(Stored items)

═══

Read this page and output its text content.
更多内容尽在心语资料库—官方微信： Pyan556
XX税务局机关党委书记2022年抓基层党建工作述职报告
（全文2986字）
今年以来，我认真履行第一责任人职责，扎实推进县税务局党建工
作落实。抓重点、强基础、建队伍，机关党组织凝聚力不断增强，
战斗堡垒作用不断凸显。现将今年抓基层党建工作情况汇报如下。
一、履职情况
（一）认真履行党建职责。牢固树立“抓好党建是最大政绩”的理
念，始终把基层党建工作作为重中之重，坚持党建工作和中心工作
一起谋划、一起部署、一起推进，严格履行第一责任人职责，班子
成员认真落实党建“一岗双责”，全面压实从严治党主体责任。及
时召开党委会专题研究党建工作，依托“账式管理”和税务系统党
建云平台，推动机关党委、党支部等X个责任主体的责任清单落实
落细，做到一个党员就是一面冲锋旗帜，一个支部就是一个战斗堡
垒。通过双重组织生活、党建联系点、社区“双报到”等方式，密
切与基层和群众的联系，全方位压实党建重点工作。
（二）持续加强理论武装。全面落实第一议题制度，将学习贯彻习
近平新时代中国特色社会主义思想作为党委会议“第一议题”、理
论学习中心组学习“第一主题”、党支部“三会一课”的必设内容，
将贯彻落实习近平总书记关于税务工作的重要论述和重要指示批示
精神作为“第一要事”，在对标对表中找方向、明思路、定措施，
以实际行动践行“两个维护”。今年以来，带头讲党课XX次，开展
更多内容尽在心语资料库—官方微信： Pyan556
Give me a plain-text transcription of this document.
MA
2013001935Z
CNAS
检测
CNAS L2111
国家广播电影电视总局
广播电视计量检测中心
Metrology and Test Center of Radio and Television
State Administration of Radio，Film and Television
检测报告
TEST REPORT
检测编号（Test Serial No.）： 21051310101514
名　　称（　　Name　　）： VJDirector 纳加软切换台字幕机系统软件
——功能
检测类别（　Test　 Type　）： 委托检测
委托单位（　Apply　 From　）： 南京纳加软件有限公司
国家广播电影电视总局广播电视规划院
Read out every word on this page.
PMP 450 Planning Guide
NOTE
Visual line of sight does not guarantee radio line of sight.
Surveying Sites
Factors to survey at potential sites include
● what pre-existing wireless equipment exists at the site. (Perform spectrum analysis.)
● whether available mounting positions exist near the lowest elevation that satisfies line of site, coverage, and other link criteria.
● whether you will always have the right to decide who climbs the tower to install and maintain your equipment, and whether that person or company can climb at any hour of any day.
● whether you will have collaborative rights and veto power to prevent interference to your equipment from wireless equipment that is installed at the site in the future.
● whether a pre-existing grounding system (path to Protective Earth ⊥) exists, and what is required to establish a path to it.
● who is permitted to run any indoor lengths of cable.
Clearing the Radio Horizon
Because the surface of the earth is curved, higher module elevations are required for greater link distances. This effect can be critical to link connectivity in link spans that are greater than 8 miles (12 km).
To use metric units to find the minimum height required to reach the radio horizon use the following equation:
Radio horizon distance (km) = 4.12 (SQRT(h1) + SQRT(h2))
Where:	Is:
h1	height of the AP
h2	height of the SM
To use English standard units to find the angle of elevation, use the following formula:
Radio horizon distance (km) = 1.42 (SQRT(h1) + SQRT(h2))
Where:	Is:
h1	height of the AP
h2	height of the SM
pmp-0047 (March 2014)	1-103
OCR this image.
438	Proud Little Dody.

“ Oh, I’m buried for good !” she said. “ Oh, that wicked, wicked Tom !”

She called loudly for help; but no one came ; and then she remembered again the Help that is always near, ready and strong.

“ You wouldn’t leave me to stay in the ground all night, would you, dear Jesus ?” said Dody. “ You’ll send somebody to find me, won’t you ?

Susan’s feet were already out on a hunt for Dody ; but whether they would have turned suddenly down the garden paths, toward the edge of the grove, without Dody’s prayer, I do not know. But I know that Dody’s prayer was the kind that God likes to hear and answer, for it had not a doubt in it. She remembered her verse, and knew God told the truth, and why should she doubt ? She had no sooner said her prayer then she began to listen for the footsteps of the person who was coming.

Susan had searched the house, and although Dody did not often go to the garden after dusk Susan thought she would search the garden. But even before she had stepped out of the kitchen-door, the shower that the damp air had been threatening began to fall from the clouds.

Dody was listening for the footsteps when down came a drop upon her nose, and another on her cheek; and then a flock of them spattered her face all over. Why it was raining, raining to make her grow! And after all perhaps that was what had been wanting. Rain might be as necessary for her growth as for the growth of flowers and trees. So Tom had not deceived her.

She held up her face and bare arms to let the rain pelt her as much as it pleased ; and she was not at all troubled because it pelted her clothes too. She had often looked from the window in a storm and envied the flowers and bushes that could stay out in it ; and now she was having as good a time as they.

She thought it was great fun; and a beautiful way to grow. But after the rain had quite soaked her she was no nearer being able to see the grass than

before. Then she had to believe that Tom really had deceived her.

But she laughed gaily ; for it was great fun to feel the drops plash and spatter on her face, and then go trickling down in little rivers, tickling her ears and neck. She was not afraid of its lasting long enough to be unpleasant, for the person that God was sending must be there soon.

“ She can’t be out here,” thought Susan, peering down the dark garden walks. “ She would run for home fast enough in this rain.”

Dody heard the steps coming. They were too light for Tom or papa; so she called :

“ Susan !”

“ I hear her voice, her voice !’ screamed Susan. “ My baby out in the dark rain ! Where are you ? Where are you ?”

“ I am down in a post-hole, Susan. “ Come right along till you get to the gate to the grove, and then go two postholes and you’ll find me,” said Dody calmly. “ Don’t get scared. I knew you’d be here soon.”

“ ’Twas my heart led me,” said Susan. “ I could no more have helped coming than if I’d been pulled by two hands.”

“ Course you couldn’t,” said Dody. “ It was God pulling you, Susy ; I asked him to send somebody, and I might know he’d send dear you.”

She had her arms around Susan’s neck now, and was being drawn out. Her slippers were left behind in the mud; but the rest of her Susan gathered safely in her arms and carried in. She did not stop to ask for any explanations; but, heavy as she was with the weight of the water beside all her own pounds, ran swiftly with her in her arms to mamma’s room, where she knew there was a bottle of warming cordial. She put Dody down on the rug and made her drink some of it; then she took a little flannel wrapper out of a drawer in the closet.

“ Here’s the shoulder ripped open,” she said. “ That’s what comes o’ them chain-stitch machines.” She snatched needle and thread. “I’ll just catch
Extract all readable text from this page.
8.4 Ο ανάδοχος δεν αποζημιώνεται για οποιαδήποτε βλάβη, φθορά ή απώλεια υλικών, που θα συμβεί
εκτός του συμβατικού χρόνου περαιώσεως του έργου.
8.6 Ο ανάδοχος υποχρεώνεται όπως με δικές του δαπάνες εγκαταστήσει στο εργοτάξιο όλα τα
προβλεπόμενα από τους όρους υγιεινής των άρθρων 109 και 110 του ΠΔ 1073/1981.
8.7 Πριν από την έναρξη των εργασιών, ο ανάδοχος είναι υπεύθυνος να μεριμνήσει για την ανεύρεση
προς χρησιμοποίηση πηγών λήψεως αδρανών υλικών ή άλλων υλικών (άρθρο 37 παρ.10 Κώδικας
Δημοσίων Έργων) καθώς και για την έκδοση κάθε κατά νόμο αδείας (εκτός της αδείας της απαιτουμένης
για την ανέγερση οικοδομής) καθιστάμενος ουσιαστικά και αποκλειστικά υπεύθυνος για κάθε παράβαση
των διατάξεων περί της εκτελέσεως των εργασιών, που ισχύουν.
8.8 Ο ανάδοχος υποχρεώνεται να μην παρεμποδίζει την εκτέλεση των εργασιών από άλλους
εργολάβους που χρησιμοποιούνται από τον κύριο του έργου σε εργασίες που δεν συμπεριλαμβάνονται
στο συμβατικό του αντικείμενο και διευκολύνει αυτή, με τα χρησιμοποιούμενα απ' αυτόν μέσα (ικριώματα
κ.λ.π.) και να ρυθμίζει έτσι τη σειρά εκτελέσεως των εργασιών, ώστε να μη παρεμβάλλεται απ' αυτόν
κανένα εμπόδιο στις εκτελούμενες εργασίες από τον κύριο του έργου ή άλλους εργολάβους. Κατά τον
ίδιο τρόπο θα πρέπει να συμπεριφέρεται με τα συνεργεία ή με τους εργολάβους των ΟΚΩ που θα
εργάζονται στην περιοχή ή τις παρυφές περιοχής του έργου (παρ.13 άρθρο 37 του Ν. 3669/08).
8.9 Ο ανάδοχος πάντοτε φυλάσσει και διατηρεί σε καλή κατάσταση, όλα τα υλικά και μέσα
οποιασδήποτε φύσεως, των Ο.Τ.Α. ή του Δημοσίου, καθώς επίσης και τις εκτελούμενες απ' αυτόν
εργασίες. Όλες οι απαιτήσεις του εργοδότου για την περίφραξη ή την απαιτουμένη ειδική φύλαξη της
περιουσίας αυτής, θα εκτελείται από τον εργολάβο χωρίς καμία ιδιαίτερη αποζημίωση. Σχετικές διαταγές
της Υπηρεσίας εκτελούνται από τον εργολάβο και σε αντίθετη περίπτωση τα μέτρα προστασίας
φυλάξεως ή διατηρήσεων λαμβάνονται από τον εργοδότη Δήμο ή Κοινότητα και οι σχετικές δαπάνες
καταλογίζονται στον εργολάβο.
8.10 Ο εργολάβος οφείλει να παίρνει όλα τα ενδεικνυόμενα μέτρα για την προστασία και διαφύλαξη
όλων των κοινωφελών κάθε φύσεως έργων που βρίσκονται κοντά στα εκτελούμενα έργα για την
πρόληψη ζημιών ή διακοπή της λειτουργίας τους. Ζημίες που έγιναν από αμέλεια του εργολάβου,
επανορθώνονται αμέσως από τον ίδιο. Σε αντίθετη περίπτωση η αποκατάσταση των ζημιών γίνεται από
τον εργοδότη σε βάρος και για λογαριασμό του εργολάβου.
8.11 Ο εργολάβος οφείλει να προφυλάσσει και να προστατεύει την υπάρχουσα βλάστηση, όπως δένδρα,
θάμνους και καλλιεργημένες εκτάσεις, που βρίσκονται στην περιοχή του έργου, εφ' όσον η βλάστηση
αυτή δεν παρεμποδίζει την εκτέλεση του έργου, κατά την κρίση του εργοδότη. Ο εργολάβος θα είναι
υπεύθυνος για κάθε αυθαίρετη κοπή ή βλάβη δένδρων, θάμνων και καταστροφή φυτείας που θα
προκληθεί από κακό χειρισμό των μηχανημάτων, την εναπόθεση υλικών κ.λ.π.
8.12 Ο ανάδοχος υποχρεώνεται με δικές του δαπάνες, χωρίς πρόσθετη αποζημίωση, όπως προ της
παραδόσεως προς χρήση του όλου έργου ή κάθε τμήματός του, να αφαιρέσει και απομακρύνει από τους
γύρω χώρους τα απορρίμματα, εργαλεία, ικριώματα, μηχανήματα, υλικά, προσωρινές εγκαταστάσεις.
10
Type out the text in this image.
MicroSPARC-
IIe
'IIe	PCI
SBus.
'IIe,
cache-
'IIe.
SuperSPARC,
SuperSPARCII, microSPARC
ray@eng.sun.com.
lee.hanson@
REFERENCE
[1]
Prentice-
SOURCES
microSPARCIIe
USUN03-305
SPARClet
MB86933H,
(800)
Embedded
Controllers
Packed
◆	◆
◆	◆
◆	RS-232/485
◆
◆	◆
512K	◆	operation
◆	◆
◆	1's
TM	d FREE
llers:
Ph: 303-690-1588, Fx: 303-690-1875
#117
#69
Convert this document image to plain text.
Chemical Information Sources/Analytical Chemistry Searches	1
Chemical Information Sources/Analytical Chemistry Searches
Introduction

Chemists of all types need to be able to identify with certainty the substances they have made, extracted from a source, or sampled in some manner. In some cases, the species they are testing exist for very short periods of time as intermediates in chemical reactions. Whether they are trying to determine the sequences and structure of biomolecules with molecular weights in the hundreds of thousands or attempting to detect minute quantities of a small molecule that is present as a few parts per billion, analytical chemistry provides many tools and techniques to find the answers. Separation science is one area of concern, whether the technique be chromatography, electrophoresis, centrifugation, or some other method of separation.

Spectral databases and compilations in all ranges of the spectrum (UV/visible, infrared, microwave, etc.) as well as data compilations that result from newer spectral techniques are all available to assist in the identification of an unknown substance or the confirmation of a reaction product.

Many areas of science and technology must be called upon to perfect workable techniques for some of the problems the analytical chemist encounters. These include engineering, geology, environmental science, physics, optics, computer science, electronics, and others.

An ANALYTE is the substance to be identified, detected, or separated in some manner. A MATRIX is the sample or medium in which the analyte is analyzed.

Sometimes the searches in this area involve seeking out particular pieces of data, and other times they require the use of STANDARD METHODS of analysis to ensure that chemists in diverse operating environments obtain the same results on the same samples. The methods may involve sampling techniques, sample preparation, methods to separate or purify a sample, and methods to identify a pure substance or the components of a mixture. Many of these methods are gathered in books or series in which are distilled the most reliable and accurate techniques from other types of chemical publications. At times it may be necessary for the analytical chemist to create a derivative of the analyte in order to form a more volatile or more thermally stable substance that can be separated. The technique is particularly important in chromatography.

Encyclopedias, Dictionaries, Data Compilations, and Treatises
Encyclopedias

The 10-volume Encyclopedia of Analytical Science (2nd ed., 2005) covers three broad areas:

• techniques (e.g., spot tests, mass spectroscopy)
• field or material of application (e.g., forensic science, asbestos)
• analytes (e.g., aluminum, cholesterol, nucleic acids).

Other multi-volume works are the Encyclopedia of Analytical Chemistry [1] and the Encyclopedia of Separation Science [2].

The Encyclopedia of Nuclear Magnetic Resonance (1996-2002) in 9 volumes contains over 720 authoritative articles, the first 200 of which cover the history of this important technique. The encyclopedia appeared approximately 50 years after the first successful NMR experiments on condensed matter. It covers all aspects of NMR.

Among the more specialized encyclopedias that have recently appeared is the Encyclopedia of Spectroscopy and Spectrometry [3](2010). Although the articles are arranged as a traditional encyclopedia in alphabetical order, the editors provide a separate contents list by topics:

═══

Look through the listing and extract every line with "εργοδότη" in it.

#### [Final result]
φυλάξεως ή διατηρήσεων λαμβάνονται από τον εργοδότη Δήμο ή Κοινότητα και οι σχετικές δαπάνες
τον εργοδότη σε βάρος και για λογαριασμό του εργολάβου.
αυτή δεν παρεμποδίζει την εκτέλεση του έργου, κατά την κρίση του εργοδότη. Ο εργολάβος θα είναι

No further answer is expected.